⟨

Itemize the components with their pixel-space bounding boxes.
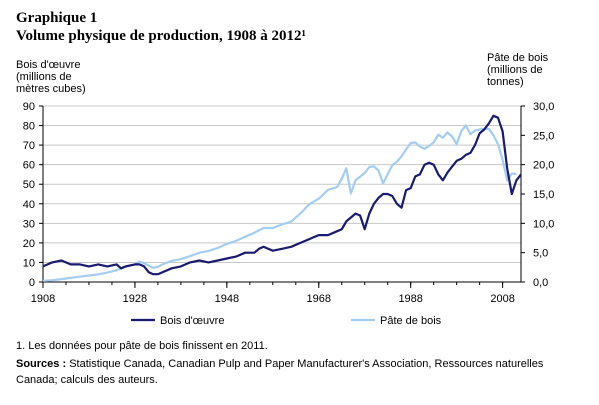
lumber-series-line: [42, 114, 522, 276]
right-axis-title-line: (millions de: [487, 64, 543, 76]
left-axis-title-line: (millions de: [16, 71, 72, 83]
left-axis-title: Bois d'œuvre (millions de mètres cubes): [16, 59, 116, 95]
legend: Bois d'œuvre Pâte de bois: [131, 315, 442, 327]
left-tick-label: 30: [23, 218, 35, 230]
right-axis-title: Pâte de bois (millions de tonnes): [487, 52, 587, 88]
chart-number: Graphique 1: [16, 10, 98, 26]
left-tick-label: 40: [23, 199, 35, 211]
x-tick-label: 1968: [307, 293, 331, 305]
series-lines: [42, 114, 522, 282]
left-tick-label: 80: [23, 121, 35, 133]
chart-title: Graphique 1 Volume physique de productio…: [16, 9, 306, 45]
left-tick-label: 70: [23, 140, 35, 152]
sources-note: Sources : Statistique Canada, Canadian P…: [16, 356, 586, 388]
right-tick-label: 25,0: [533, 130, 554, 142]
right-tick-label: 20,0: [533, 160, 554, 172]
legend-label-lumber: Bois d'œuvre: [160, 315, 224, 327]
left-axis-title-line: Bois d'œuvre: [16, 59, 81, 71]
left-axis-title-line: mètres cubes): [16, 83, 86, 95]
line-chart: 0 10 20 30 40 50 60 70 80 90 0,0 5,0 10,0 15,0 20,0 25,…: [23, 101, 555, 327]
legend-label-pulp: Pâte de bois: [380, 315, 442, 327]
left-tick-label: 10: [23, 257, 35, 269]
pulp-series-line: [42, 124, 517, 282]
right-axis-title-line: tonnes): [487, 76, 524, 88]
axes: 0 10 20 30 40 50 60 70 80 90 0,0 5,0 10,0 15,0 20,0 25,…: [23, 101, 555, 305]
right-tick-label: 0,0: [533, 277, 548, 289]
right-tick-label: 10,0: [533, 218, 554, 230]
x-tick-label: 1908: [31, 293, 55, 305]
chart-heading: Volume physique de production, 1908 à 20…: [16, 28, 306, 44]
left-tick-label: 60: [23, 160, 35, 172]
left-tick-label: 50: [23, 179, 35, 191]
x-tick-label: 1928: [123, 293, 147, 305]
grid-lines: [43, 105, 521, 263]
x-tick-label: 1948: [215, 293, 239, 305]
left-tick-label: 90: [23, 101, 35, 113]
x-tick-label: 1988: [398, 293, 422, 305]
right-tick-label: 15,0: [533, 189, 554, 201]
left-tick-label: 0: [29, 277, 35, 289]
left-tick-label: 20: [23, 238, 35, 250]
right-tick-label: 5,0: [533, 248, 548, 260]
x-tick-label: 2008: [490, 293, 514, 305]
right-axis-title-line: Pâte de bois: [487, 52, 549, 64]
sources-text: Statistique Canada, Canadian Pulp and Pa…: [16, 358, 544, 386]
right-tick-label: 30,0: [533, 101, 554, 113]
sources-label: Sources :: [16, 358, 67, 370]
footnote: 1. Les données pour pâte de bois finisse…: [16, 340, 268, 352]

⟩

- [Written task] Reproduce every row above, swapping each "right-tick-label" for "secondary-axis-label" and changing nothing else. Omit the pictures.

- [Complete response]
Itemize the components with their pixel-space bounding boxes.
lumber-series-line: [42, 114, 522, 276]
right-axis-title-line: (millions de: [487, 64, 543, 76]
left-axis-title-line: (millions de: [16, 71, 72, 83]
left-axis-title: Bois d'œuvre (millions de mètres cubes): [16, 59, 116, 95]
legend: Bois d'œuvre Pâte de bois: [131, 315, 442, 327]
left-tick-label: 30: [23, 218, 35, 230]
right-axis-title: Pâte de bois (millions de tonnes): [487, 52, 587, 88]
chart-number: Graphique 1: [16, 10, 98, 26]
left-tick-label: 40: [23, 199, 35, 211]
x-tick-label: 1968: [307, 293, 331, 305]
series-lines: [42, 114, 522, 282]
left-tick-label: 80: [23, 121, 35, 133]
chart-title: Graphique 1 Volume physique de productio…: [16, 9, 306, 45]
left-tick-label: 70: [23, 140, 35, 152]
sources-note: Sources : Statistique Canada, Canadian P…: [16, 356, 586, 388]
secondary-axis-label: 25,0: [533, 130, 554, 142]
secondary-axis-label: 20,0: [533, 160, 554, 172]
legend-label-lumber: Bois d'œuvre: [160, 315, 224, 327]
left-axis-title-line: Bois d'œuvre: [16, 59, 81, 71]
left-axis-title-line: mètres cubes): [16, 83, 86, 95]
line-chart: 0 10 20 30 40 50 60 70 80 90 0,0 5,0 10,0 15,0 20,0 25,…: [23, 101, 555, 327]
legend-label-pulp: Pâte de bois: [380, 315, 442, 327]
left-tick-label: 10: [23, 257, 35, 269]
pulp-series-line: [42, 124, 517, 282]
right-axis-title-line: tonnes): [487, 76, 524, 88]
axes: 0 10 20 30 40 50 60 70 80 90 0,0 5,0 10,0 15,0 20,0 25,…: [23, 101, 555, 305]
secondary-axis-label: 0,0: [533, 277, 548, 289]
secondary-axis-label: 10,0: [533, 218, 554, 230]
x-tick-label: 1908: [31, 293, 55, 305]
chart-heading: Volume physique de production, 1908 à 20…: [16, 28, 306, 44]
left-tick-label: 60: [23, 160, 35, 172]
left-tick-label: 50: [23, 179, 35, 191]
x-tick-label: 1928: [123, 293, 147, 305]
grid-lines: [43, 105, 521, 263]
x-tick-label: 1948: [215, 293, 239, 305]
left-tick-label: 90: [23, 101, 35, 113]
x-tick-label: 1988: [398, 293, 422, 305]
secondary-axis-label: 15,0: [533, 189, 554, 201]
left-tick-label: 0: [29, 277, 35, 289]
left-tick-label: 20: [23, 238, 35, 250]
secondary-axis-label: 5,0: [533, 248, 548, 260]
x-tick-label: 2008: [490, 293, 514, 305]
right-axis-title-line: Pâte de bois: [487, 52, 549, 64]
sources-text: Statistique Canada, Canadian Pulp and Pa…: [16, 358, 544, 386]
secondary-axis-label: 30,0: [533, 101, 554, 113]
sources-label: Sources :: [16, 358, 67, 370]
footnote: 1. Les données pour pâte de bois finisse…: [16, 340, 268, 352]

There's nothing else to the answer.